Stored dataset items
-*-*-

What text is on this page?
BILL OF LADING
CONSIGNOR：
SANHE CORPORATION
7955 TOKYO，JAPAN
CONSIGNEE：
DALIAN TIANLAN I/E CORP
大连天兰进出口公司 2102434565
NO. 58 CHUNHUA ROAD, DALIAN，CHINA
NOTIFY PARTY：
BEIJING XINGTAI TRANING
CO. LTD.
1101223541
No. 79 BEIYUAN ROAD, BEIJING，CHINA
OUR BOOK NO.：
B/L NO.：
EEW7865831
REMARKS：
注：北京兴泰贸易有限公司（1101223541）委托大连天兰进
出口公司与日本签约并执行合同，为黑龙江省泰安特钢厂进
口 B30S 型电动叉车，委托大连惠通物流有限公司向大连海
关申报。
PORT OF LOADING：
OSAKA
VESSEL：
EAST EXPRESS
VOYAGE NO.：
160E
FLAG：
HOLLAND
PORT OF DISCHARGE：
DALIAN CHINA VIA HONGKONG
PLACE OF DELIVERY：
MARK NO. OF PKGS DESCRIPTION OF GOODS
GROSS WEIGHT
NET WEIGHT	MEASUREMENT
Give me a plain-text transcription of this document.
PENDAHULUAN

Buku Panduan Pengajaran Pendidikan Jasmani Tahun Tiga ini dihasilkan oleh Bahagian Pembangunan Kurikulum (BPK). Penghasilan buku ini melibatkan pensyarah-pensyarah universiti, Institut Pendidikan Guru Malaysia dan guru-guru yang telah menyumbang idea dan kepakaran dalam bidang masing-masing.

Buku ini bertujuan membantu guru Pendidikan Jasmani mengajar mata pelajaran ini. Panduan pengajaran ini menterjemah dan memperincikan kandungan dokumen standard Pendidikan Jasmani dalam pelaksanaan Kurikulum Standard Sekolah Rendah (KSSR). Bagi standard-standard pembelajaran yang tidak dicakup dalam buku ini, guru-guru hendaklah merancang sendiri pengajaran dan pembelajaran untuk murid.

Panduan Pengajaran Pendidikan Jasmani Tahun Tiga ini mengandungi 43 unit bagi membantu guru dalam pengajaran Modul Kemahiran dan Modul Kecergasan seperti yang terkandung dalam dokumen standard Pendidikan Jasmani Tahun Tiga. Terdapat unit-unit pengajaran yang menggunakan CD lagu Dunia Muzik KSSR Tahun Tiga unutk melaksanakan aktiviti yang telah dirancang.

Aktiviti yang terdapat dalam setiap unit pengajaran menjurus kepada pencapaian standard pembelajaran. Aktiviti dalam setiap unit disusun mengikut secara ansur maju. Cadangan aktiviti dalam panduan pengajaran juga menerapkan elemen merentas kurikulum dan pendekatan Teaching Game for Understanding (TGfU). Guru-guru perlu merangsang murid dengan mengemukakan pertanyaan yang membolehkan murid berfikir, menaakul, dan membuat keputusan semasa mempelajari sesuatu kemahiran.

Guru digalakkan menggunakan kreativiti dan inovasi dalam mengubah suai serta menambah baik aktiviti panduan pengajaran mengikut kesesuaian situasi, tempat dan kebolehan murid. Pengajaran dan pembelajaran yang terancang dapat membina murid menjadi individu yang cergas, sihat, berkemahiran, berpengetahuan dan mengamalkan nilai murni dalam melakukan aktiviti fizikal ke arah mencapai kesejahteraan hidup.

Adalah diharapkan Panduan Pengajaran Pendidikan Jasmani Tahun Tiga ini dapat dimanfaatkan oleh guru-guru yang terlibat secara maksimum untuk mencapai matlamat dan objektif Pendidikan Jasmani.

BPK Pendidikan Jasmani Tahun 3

-*-*-

TASK PROMPT - Search the entries for the word "ROAD" and gather every line where it appears.

IN RESPONSE -
NO. 58 CHUNHUA ROAD, DALIAN，CHINA
No. 79 BEIYUAN ROAD, BEIJING，CHINA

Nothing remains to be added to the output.